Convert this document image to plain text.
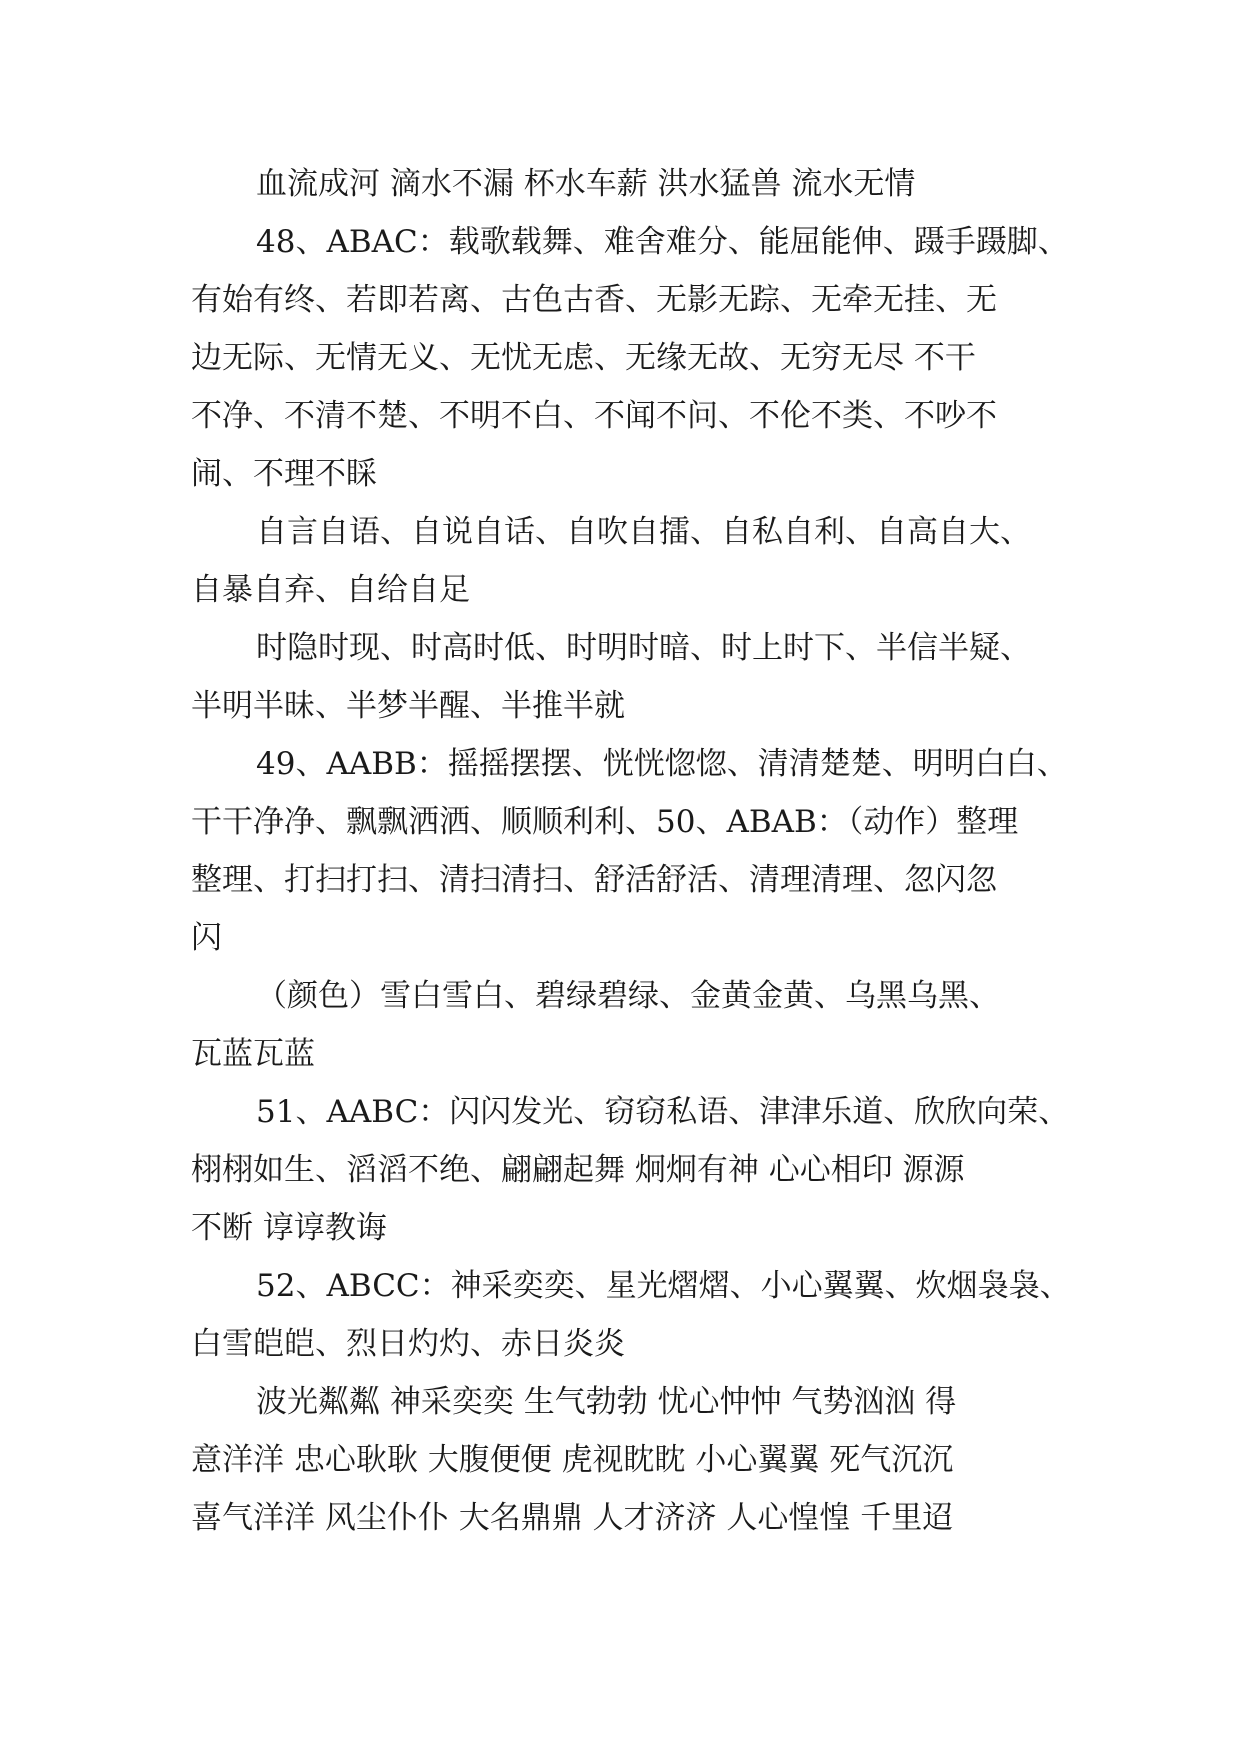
血流成河 滴水不漏 杯水车薪 洪水猛兽 流水无情
48、ABAC：载歌载舞、难舍难分、能屈能伸、蹑手蹑脚、
有始有终、若即若离、古色古香、无影无踪、无牵无挂、无
边无际、无情无义、无忧无虑、无缘无故、无穷无尽 不干
不净、不清不楚、不明不白、不闻不问、不伦不类、不吵不
闹、不理不睬
自言自语、自说自话、自吹自擂、自私自利、自高自大、
自暴自弃、自给自足
时隐时现、时高时低、时明时暗、时上时下、半信半疑、
半明半昧、半梦半醒、半推半就
49、AABB：摇摇摆摆、恍恍惚惚、清清楚楚、明明白白、
干干净净、飘飘洒洒、顺顺利利、50、ABAB：（动作）整理
整理、打扫打扫、清扫清扫、舒活舒活、清理清理、忽闪忽
闪
（颜色）雪白雪白、碧绿碧绿、金黄金黄、乌黑乌黑、
瓦蓝瓦蓝
51、AABC：闪闪发光、窃窃私语、津津乐道、欣欣向荣、
栩栩如生、滔滔不绝、翩翩起舞 炯炯有神 心心相印 源源
不断 谆谆教诲
52、ABCC：神采奕奕、星光熠熠、小心翼翼、炊烟袅袅、
白雪皑皑、烈日灼灼、赤日炎炎
波光粼粼 神采奕奕 生气勃勃 忧心忡忡 气势汹汹 得
意洋洋 忠心耿耿 大腹便便 虎视眈眈 小心翼翼 死气沉沉
喜气洋洋 风尘仆仆 大名鼎鼎 人才济济 人心惶惶 千里迢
# # # # #
EXERCISE BRIEF.
Pictures are excluded; output everything else in the data verbatim.

EXPECTED ANSWER.
Convert this document image to plain text.
血流成河 滴水不漏 杯水车薪 洪水猛兽 流水无情
48、ABAC：载歌载舞、难舍难分、能屈能伸、蹑手蹑脚、
有始有终、若即若离、古色古香、无影无踪、无牵无挂、无
边无际、无情无义、无忧无虑、无缘无故、无穷无尽 不干
不净、不清不楚、不明不白、不闻不问、不伦不类、不吵不
闹、不理不睬
自言自语、自说自话、自吹自擂、自私自利、自高自大、
自暴自弃、自给自足
时隐时现、时高时低、时明时暗、时上时下、半信半疑、
半明半昧、半梦半醒、半推半就
49、AABB：摇摇摆摆、恍恍惚惚、清清楚楚、明明白白、
干干净净、飘飘洒洒、顺顺利利、50、ABAB：（动作）整理
整理、打扫打扫、清扫清扫、舒活舒活、清理清理、忽闪忽
闪
（颜色）雪白雪白、碧绿碧绿、金黄金黄、乌黑乌黑、
瓦蓝瓦蓝
51、AABC：闪闪发光、窃窃私语、津津乐道、欣欣向荣、
栩栩如生、滔滔不绝、翩翩起舞 炯炯有神 心心相印 源源
不断 谆谆教诲
52、ABCC：神采奕奕、星光熠熠、小心翼翼、炊烟袅袅、
白雪皑皑、烈日灼灼、赤日炎炎
波光粼粼 神采奕奕 生气勃勃 忧心忡忡 气势汹汹 得
意洋洋 忠心耿耿 大腹便便 虎视眈眈 小心翼翼 死气沉沉
喜气洋洋 风尘仆仆 大名鼎鼎 人才济济 人心惶惶 千里迢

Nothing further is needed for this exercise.